▶ _DATA EXCERPTS_
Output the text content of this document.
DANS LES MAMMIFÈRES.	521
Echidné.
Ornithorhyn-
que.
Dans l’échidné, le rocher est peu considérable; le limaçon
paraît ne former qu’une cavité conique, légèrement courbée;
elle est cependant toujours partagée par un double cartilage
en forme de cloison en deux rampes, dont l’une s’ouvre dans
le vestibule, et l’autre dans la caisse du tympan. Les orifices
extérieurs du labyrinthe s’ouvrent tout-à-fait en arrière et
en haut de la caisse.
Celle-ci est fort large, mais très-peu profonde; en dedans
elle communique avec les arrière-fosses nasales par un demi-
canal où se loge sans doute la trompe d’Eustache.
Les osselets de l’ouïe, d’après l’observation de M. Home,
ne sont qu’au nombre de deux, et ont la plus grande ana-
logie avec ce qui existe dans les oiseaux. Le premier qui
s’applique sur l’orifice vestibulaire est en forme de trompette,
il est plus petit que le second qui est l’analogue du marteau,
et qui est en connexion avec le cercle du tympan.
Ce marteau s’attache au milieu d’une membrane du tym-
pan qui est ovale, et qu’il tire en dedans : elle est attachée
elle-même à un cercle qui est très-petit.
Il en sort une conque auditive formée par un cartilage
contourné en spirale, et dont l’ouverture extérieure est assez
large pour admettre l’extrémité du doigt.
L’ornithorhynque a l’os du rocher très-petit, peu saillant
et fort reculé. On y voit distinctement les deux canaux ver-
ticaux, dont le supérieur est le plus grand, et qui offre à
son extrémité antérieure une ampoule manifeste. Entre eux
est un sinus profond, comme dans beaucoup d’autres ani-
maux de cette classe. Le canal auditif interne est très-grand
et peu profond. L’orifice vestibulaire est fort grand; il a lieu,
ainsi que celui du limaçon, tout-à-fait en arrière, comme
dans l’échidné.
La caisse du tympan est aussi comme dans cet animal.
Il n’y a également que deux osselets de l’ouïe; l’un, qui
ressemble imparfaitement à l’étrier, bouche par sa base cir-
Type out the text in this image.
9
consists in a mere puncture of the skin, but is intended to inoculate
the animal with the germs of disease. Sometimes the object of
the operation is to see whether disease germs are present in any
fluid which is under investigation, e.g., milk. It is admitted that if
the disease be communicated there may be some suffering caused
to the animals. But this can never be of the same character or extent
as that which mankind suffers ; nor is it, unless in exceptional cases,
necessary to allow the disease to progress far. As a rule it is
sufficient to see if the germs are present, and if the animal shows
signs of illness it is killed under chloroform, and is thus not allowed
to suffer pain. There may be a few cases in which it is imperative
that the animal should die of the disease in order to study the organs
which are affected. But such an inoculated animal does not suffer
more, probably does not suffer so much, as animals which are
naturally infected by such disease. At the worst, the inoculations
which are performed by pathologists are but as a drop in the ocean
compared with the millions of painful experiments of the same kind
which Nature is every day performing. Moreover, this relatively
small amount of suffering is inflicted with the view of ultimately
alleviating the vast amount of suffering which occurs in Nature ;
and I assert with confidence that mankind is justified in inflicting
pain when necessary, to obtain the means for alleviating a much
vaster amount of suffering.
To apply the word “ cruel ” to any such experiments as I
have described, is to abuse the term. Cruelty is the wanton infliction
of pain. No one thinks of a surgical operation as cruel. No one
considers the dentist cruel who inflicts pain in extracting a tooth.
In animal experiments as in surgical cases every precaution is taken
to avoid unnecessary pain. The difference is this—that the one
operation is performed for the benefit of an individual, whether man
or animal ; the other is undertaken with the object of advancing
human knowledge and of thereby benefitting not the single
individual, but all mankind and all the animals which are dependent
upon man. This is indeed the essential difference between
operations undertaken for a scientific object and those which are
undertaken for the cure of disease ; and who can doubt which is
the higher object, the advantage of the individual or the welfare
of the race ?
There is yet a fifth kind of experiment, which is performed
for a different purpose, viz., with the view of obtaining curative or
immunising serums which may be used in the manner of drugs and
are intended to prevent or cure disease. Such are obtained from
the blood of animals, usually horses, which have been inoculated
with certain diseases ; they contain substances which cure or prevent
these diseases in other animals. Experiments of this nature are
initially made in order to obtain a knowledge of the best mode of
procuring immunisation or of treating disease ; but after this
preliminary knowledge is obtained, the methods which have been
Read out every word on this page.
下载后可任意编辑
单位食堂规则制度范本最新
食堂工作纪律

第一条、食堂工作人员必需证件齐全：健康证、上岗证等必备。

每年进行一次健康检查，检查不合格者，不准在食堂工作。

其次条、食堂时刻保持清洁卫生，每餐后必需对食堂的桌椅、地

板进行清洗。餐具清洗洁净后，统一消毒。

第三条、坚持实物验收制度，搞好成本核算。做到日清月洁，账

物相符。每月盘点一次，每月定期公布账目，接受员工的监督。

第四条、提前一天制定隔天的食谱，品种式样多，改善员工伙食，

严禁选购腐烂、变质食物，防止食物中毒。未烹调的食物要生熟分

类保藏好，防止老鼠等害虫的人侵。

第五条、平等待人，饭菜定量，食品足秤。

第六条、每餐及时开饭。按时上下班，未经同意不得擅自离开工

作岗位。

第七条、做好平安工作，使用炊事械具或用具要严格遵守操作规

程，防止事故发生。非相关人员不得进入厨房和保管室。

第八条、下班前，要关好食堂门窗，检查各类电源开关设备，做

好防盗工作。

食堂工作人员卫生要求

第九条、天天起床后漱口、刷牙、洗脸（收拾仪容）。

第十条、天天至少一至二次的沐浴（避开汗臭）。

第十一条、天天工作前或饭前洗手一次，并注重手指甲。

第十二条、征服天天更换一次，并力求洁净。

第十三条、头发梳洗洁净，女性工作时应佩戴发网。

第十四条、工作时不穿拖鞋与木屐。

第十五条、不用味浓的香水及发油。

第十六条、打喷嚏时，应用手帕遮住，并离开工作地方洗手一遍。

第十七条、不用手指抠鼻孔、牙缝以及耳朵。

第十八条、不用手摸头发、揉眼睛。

▶ _TASK TO COMPLETE_
Nothing outside the span should appear: transcribe the lines from the one containing "Read out every word on this page." through the last line of the records.

▶ _COMPLETED TASK_
Read out every word on this page.
下载后可任意编辑
单位食堂规则制度范本最新
食堂工作纪律

第一条、食堂工作人员必需证件齐全：健康证、上岗证等必备。

每年进行一次健康检查，检查不合格者，不准在食堂工作。

其次条、食堂时刻保持清洁卫生，每餐后必需对食堂的桌椅、地

板进行清洗。餐具清洗洁净后，统一消毒。

第三条、坚持实物验收制度，搞好成本核算。做到日清月洁，账

物相符。每月盘点一次，每月定期公布账目，接受员工的监督。

第四条、提前一天制定隔天的食谱，品种式样多，改善员工伙食，

严禁选购腐烂、变质食物，防止食物中毒。未烹调的食物要生熟分

类保藏好，防止老鼠等害虫的人侵。

第五条、平等待人，饭菜定量，食品足秤。

第六条、每餐及时开饭。按时上下班，未经同意不得擅自离开工

作岗位。

第七条、做好平安工作，使用炊事械具或用具要严格遵守操作规

程，防止事故发生。非相关人员不得进入厨房和保管室。

第八条、下班前，要关好食堂门窗，检查各类电源开关设备，做

好防盗工作。

食堂工作人员卫生要求

第九条、天天起床后漱口、刷牙、洗脸（收拾仪容）。

第十条、天天至少一至二次的沐浴（避开汗臭）。

第十一条、天天工作前或饭前洗手一次，并注重手指甲。

第十二条、征服天天更换一次，并力求洁净。

第十三条、头发梳洗洁净，女性工作时应佩戴发网。

第十四条、工作时不穿拖鞋与木屐。

第十五条、不用味浓的香水及发油。

第十六条、打喷嚏时，应用手帕遮住，并离开工作地方洗手一遍。

第十七条、不用手指抠鼻孔、牙缝以及耳朵。

第十八条、不用手摸头发、揉眼睛。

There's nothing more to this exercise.